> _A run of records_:
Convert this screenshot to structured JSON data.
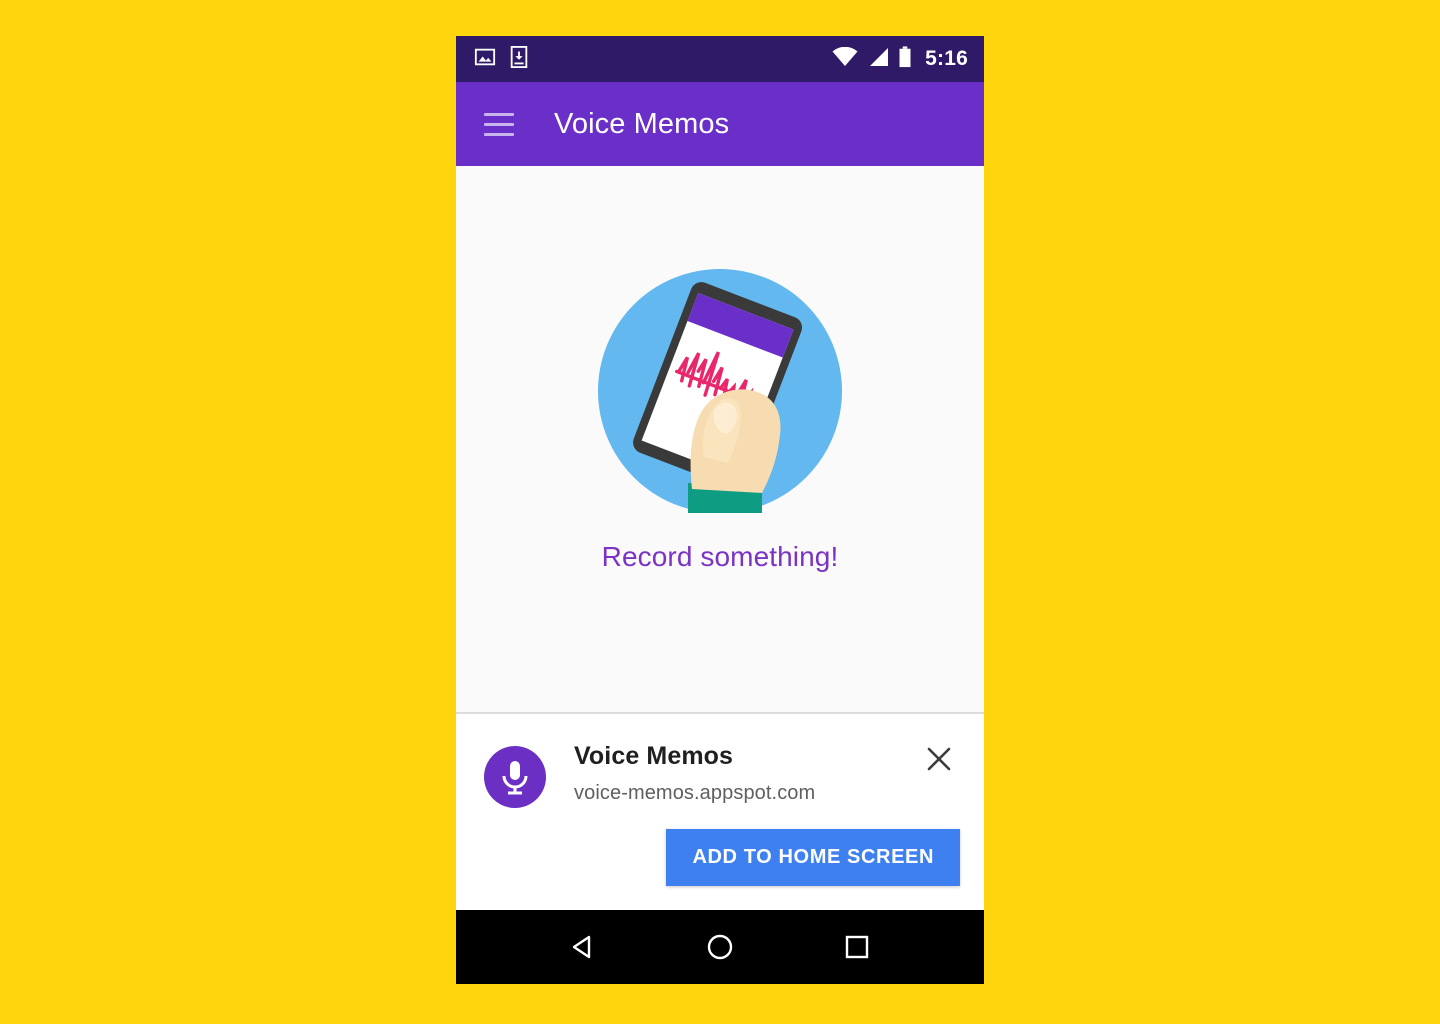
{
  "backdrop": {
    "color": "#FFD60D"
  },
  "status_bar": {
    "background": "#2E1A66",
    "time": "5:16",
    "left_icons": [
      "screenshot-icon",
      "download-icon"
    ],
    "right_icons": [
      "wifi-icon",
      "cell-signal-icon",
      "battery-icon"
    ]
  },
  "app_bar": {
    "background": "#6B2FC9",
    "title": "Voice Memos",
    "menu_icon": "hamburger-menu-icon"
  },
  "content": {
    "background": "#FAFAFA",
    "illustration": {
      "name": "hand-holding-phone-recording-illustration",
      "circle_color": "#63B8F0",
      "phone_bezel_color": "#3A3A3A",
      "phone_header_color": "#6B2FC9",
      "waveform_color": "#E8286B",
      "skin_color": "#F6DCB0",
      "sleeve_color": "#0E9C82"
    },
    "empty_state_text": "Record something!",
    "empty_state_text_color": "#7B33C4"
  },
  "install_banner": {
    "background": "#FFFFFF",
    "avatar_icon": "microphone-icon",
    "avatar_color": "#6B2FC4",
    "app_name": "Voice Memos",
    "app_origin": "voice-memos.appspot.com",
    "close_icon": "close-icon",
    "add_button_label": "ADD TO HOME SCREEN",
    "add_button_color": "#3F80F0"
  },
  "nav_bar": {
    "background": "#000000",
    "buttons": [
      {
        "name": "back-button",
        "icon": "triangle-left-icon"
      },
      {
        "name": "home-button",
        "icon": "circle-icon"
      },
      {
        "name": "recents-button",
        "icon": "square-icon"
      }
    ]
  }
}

> _Goal_:
Extract all the data above exactly, excluding every picture.

> _Result for this exercise_:
Convert this screenshot to structured JSON data.
{
  "backdrop": {
    "color": "#FFD60D"
  },
  "status_bar": {
    "background": "#2E1A66",
    "time": "5:16",
    "left_icons": [
      "screenshot-icon",
      "download-icon"
    ],
    "right_icons": [
      "wifi-icon",
      "cell-signal-icon",
      "battery-icon"
    ]
  },
  "app_bar": {
    "background": "#6B2FC9",
    "title": "Voice Memos",
    "menu_icon": "hamburger-menu-icon"
  },
  "content": {
    "background": "#FAFAFA",
    "illustration": {
      "name": "hand-holding-phone-recording-illustration",
      "circle_color": "#63B8F0",
      "phone_bezel_color": "#3A3A3A",
      "phone_header_color": "#6B2FC9",
      "waveform_color": "#E8286B",
      "skin_color": "#F6DCB0",
      "sleeve_color": "#0E9C82"
    },
    "empty_state_text": "Record something!",
    "empty_state_text_color": "#7B33C4"
  },
  "install_banner": {
    "background": "#FFFFFF",
    "avatar_icon": "microphone-icon",
    "avatar_color": "#6B2FC4",
    "app_name": "Voice Memos",
    "app_origin": "voice-memos.appspot.com",
    "close_icon": "close-icon",
    "add_button_label": "ADD TO HOME SCREEN",
    "add_button_color": "#3F80F0"
  },
  "nav_bar": {
    "background": "#000000",
    "buttons": [
      {
        "name": "back-button",
        "icon": "triangle-left-icon"
      },
      {
        "name": "home-button",
        "icon": "circle-icon"
      },
      {
        "name": "recents-button",
        "icon": "square-icon"
      }
    ]
  }
}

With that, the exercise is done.